- REQUEST -
Your task is to output the listing word for word, with pictures excluded.

- INFORMATION SHOWN -

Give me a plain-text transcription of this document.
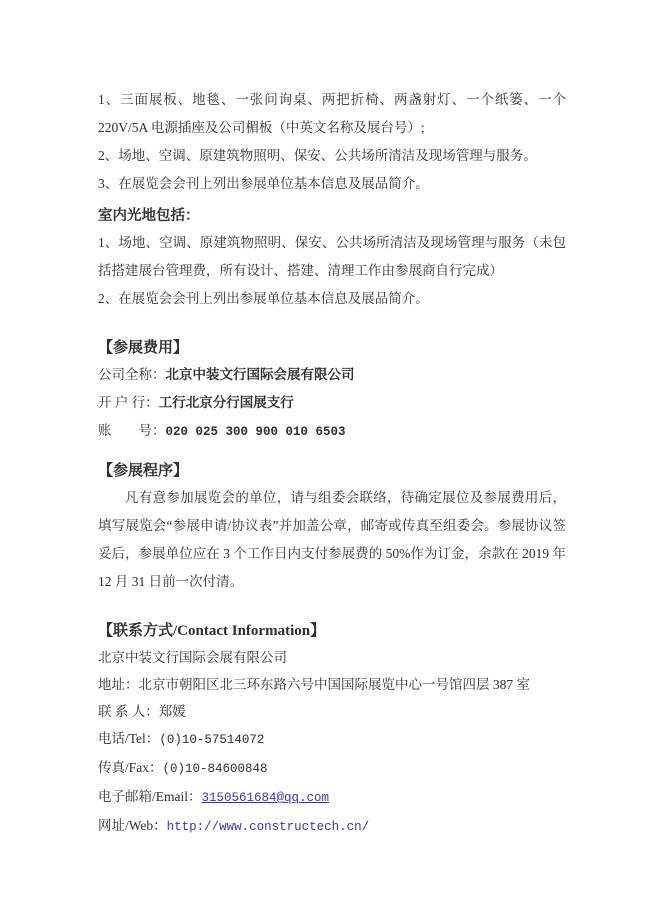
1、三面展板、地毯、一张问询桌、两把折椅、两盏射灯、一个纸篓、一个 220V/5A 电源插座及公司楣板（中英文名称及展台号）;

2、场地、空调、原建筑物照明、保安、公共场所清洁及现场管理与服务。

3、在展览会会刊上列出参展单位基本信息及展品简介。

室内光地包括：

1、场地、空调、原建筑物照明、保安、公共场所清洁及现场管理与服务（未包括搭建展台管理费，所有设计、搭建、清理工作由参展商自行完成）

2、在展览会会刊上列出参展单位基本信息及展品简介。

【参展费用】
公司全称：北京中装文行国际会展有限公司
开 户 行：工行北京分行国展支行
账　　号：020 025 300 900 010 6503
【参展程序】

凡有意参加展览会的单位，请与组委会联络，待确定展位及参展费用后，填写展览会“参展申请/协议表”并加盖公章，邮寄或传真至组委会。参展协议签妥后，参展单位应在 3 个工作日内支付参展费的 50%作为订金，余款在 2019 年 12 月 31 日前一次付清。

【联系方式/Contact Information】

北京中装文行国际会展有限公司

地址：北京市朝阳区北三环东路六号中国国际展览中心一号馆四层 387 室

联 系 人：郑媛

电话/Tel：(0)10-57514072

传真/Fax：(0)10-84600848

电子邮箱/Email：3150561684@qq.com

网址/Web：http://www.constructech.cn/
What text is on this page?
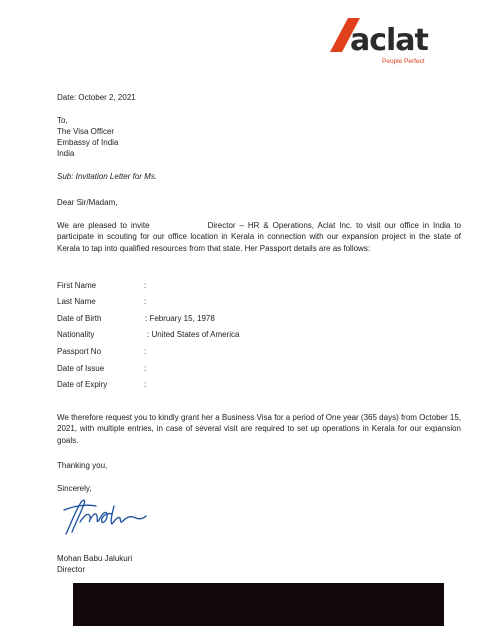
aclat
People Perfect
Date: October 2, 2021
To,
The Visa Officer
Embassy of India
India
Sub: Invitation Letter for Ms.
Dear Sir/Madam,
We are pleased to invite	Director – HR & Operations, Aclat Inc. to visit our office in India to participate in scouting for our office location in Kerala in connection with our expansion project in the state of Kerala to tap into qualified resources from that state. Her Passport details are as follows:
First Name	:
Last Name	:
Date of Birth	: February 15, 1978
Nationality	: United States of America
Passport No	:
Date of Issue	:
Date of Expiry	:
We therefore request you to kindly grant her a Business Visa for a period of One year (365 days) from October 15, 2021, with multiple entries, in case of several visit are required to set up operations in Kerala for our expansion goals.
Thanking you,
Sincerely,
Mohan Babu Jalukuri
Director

- RESULT OF THIS TASK -
Give me a plain-text transcription of this document.
1、三面展板、地毯、一张问询桌、两把折椅、两盏射灯、一个纸篓、一个 220V/5A 电源插座及公司楣板（中英文名称及展台号）;

2、场地、空调、原建筑物照明、保安、公共场所清洁及现场管理与服务。

3、在展览会会刊上列出参展单位基本信息及展品简介。

室内光地包括：

1、场地、空调、原建筑物照明、保安、公共场所清洁及现场管理与服务（未包括搭建展台管理费，所有设计、搭建、清理工作由参展商自行完成）

2、在展览会会刊上列出参展单位基本信息及展品简介。

【参展费用】
公司全称：北京中装文行国际会展有限公司
开 户 行：工行北京分行国展支行
账　　号：020 025 300 900 010 6503
【参展程序】

凡有意参加展览会的单位，请与组委会联络，待确定展位及参展费用后，填写展览会“参展申请/协议表”并加盖公章，邮寄或传真至组委会。参展协议签妥后，参展单位应在 3 个工作日内支付参展费的 50%作为订金，余款在 2019 年 12 月 31 日前一次付清。

【联系方式/Contact Information】

北京中装文行国际会展有限公司

地址：北京市朝阳区北三环东路六号中国国际展览中心一号馆四层 387 室

联 系 人：郑媛

电话/Tel：(0)10-57514072

传真/Fax：(0)10-84600848

电子邮箱/Email：3150561684@qq.com

网址/Web：http://www.constructech.cn/
What text is on this page?
aclat
People Perfect
Date: October 2, 2021
To,
The Visa Officer
Embassy of India
India
Sub: Invitation Letter for Ms.
Dear Sir/Madam,
We are pleased to invite	Director – HR & Operations, Aclat Inc. to visit our office in India to participate in scouting for our office location in Kerala in connection with our expansion project in the state of Kerala to tap into qualified resources from that state. Her Passport details are as follows:
First Name	:
Last Name	:
Date of Birth	: February 15, 1978
Nationality	: United States of America
Passport No	:
Date of Issue	:
Date of Expiry	:
We therefore request you to kindly grant her a Business Visa for a period of One year (365 days) from October 15, 2021, with multiple entries, in case of several visit are required to set up operations in Kerala for our expansion goals.
Thanking you,
Sincerely,
Mohan Babu Jalukuri
Director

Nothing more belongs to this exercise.